** begin Data for this task **

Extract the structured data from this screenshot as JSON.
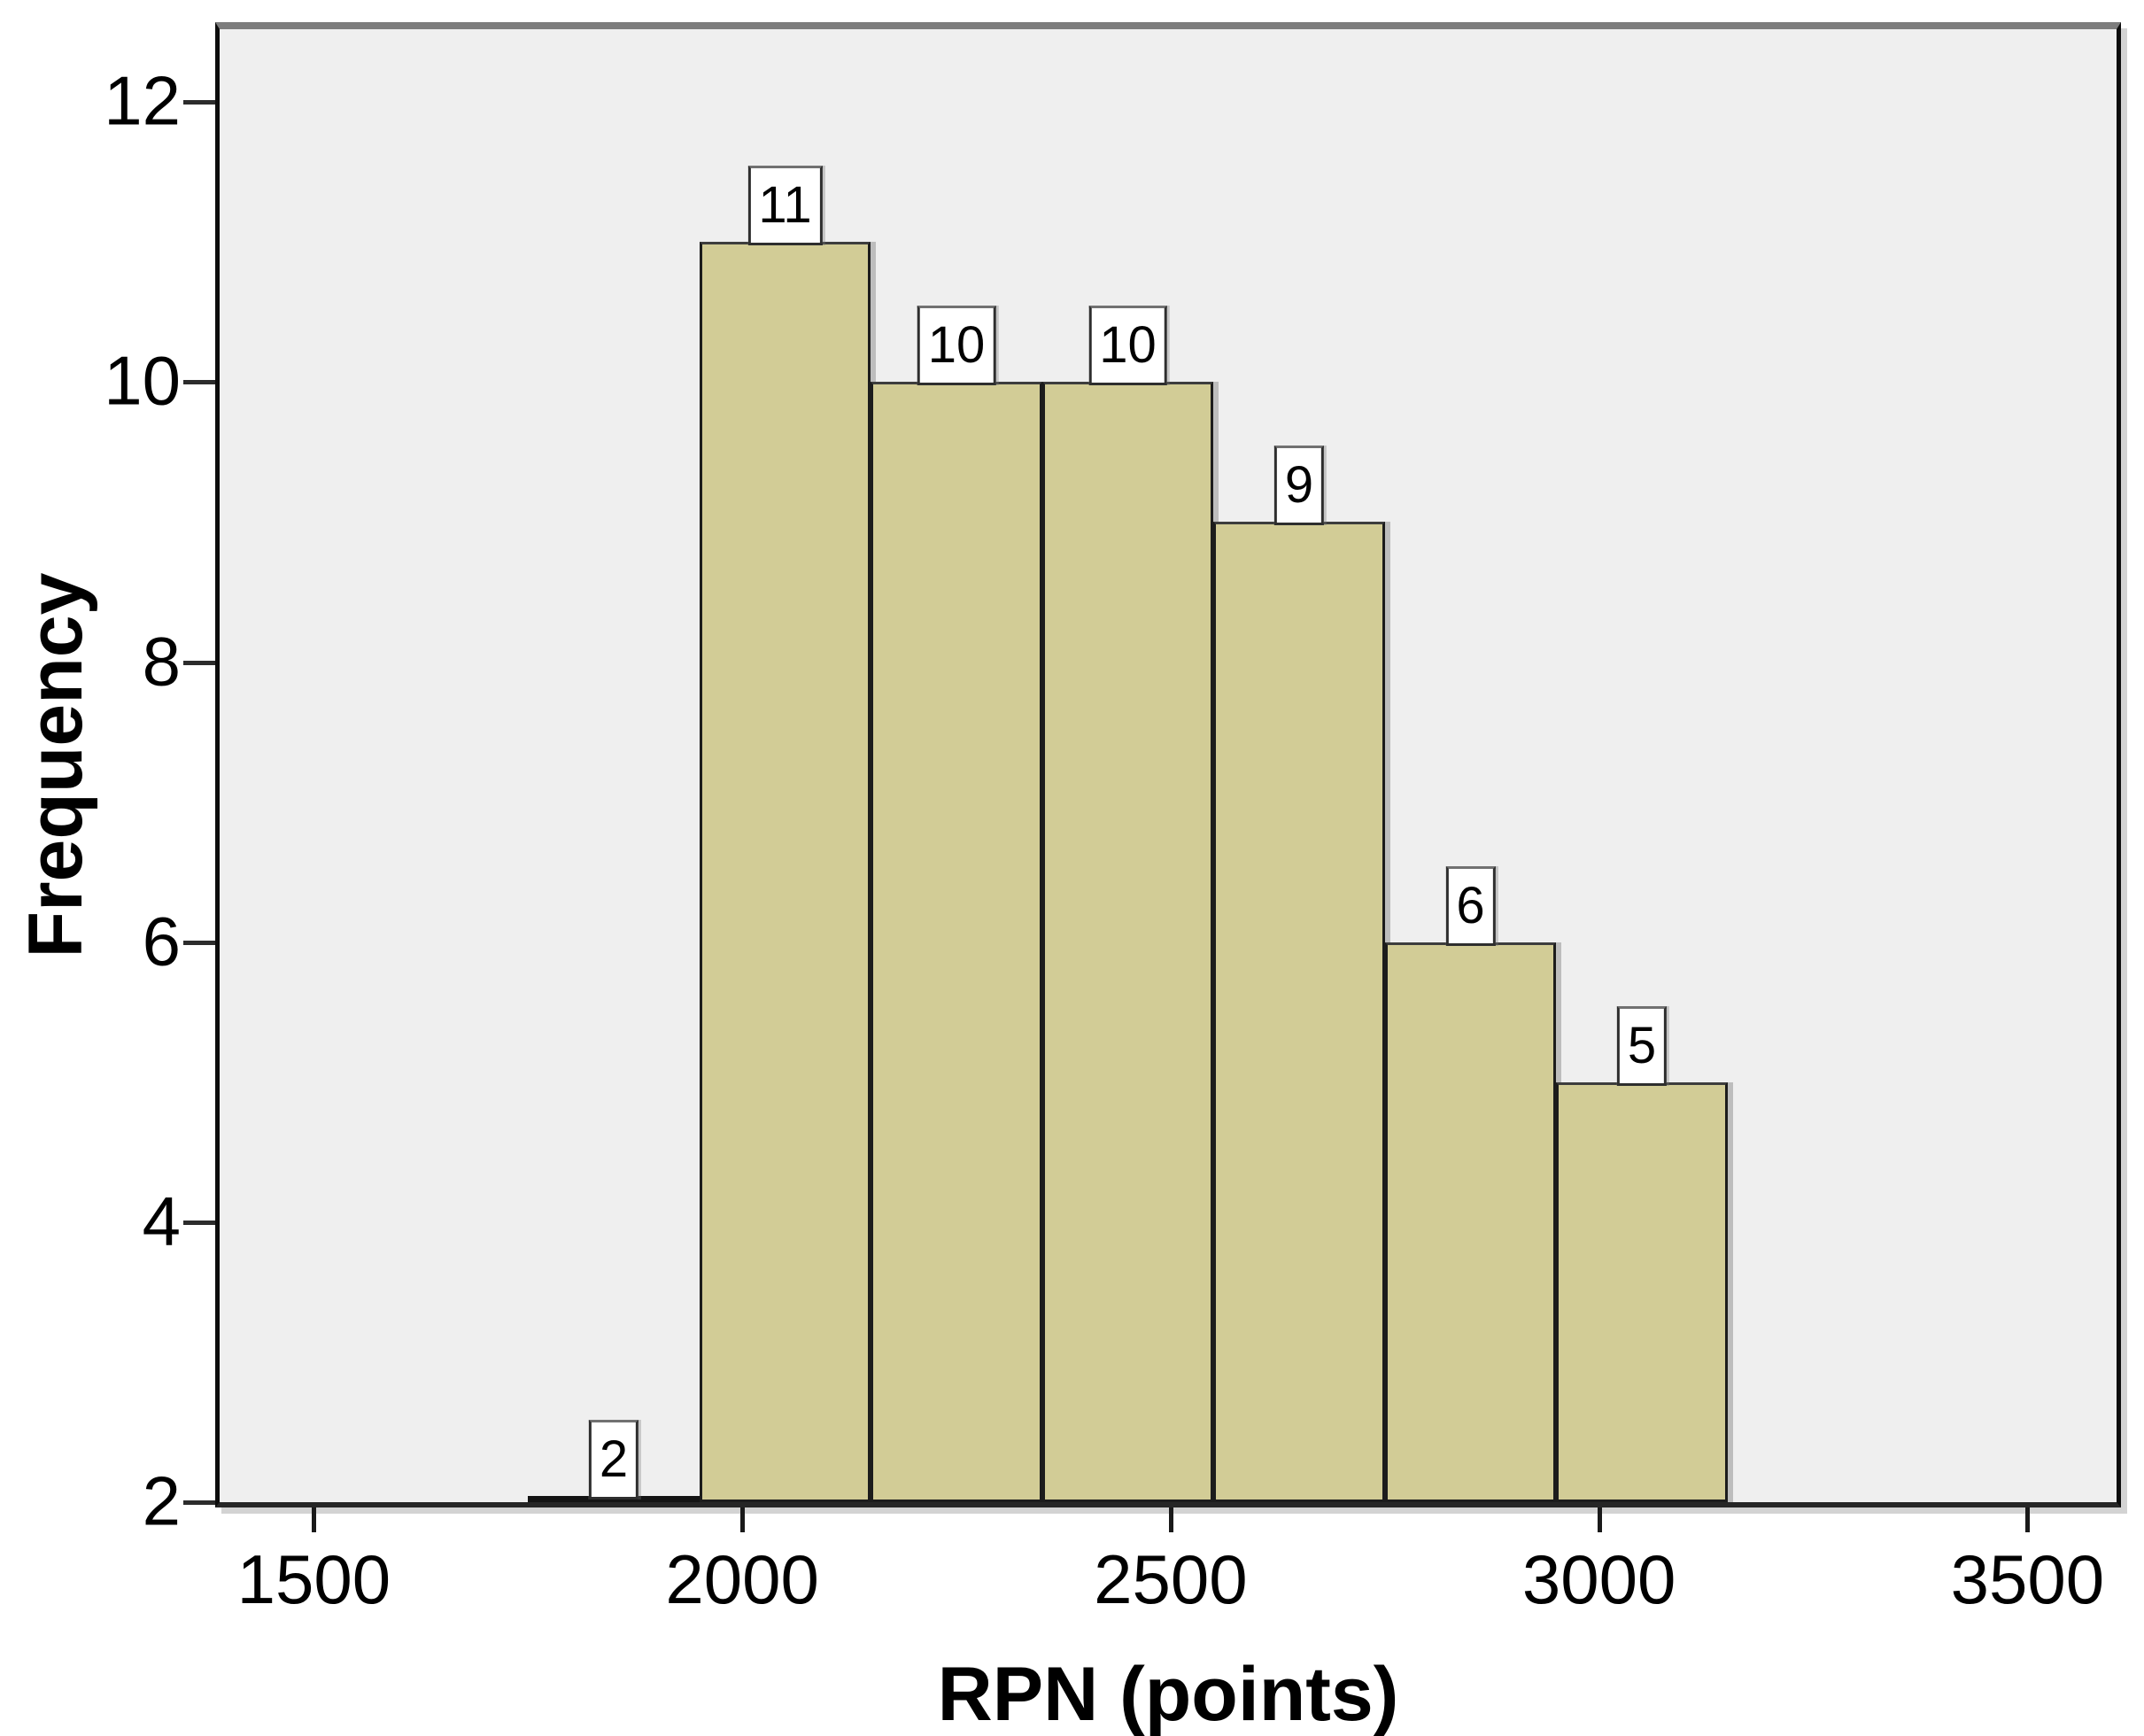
{
  "chart_data": {
    "type": "bar",
    "subtype": "histogram",
    "title": "",
    "xlabel": "RPN (points)",
    "ylabel": "Frequency",
    "x_tick_values": [
      1500,
      2000,
      2500,
      3000,
      3500
    ],
    "x_tick_labels": [
      "1500",
      "2000",
      "2500",
      "3000",
      "3500"
    ],
    "y_tick_values": [
      2,
      4,
      6,
      8,
      10,
      12
    ],
    "y_tick_labels": [
      "2",
      "4",
      "6",
      "8",
      "10",
      "12"
    ],
    "xlim": [
      1390,
      3604
    ],
    "ylim": [
      2,
      12.52
    ],
    "grid": false,
    "legend": "none",
    "bin_width": 200,
    "bars": [
      {
        "bin_start": 1750,
        "bin_end": 1950,
        "frequency": 2,
        "label": "2"
      },
      {
        "bin_start": 1950,
        "bin_end": 2150,
        "frequency": 11,
        "label": "11"
      },
      {
        "bin_start": 2150,
        "bin_end": 2350,
        "frequency": 10,
        "label": "10"
      },
      {
        "bin_start": 2350,
        "bin_end": 2550,
        "frequency": 10,
        "label": "10"
      },
      {
        "bin_start": 2550,
        "bin_end": 2750,
        "frequency": 9,
        "label": "9"
      },
      {
        "bin_start": 2750,
        "bin_end": 2950,
        "frequency": 6,
        "label": "6"
      },
      {
        "bin_start": 2950,
        "bin_end": 3150,
        "frequency": 5,
        "label": "5"
      }
    ],
    "colors": {
      "bar_fill": "#d2cc96",
      "bar_border": "#1c1c1c",
      "plot_background": "#efefef",
      "page_background": "#ffffff",
      "frame_top": "#7d7d7d",
      "frame_sides": "#0d0d0d",
      "text": "#000000"
    }
  }
}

** end Data for this task **

What is needed:
Every line of the data should be copied as it stands, without the images.

Answer for the task:
Extract the structured data from this screenshot as JSON.
{
  "chart_data": {
    "type": "bar",
    "subtype": "histogram",
    "title": "",
    "xlabel": "RPN (points)",
    "ylabel": "Frequency",
    "x_tick_values": [
      1500,
      2000,
      2500,
      3000,
      3500
    ],
    "x_tick_labels": [
      "1500",
      "2000",
      "2500",
      "3000",
      "3500"
    ],
    "y_tick_values": [
      2,
      4,
      6,
      8,
      10,
      12
    ],
    "y_tick_labels": [
      "2",
      "4",
      "6",
      "8",
      "10",
      "12"
    ],
    "xlim": [
      1390,
      3604
    ],
    "ylim": [
      2,
      12.52
    ],
    "grid": false,
    "legend": "none",
    "bin_width": 200,
    "bars": [
      {
        "bin_start": 1750,
        "bin_end": 1950,
        "frequency": 2,
        "label": "2"
      },
      {
        "bin_start": 1950,
        "bin_end": 2150,
        "frequency": 11,
        "label": "11"
      },
      {
        "bin_start": 2150,
        "bin_end": 2350,
        "frequency": 10,
        "label": "10"
      },
      {
        "bin_start": 2350,
        "bin_end": 2550,
        "frequency": 10,
        "label": "10"
      },
      {
        "bin_start": 2550,
        "bin_end": 2750,
        "frequency": 9,
        "label": "9"
      },
      {
        "bin_start": 2750,
        "bin_end": 2950,
        "frequency": 6,
        "label": "6"
      },
      {
        "bin_start": 2950,
        "bin_end": 3150,
        "frequency": 5,
        "label": "5"
      }
    ],
    "colors": {
      "bar_fill": "#d2cc96",
      "bar_border": "#1c1c1c",
      "plot_background": "#efefef",
      "page_background": "#ffffff",
      "frame_top": "#7d7d7d",
      "frame_sides": "#0d0d0d",
      "text": "#000000"
    }
  }
}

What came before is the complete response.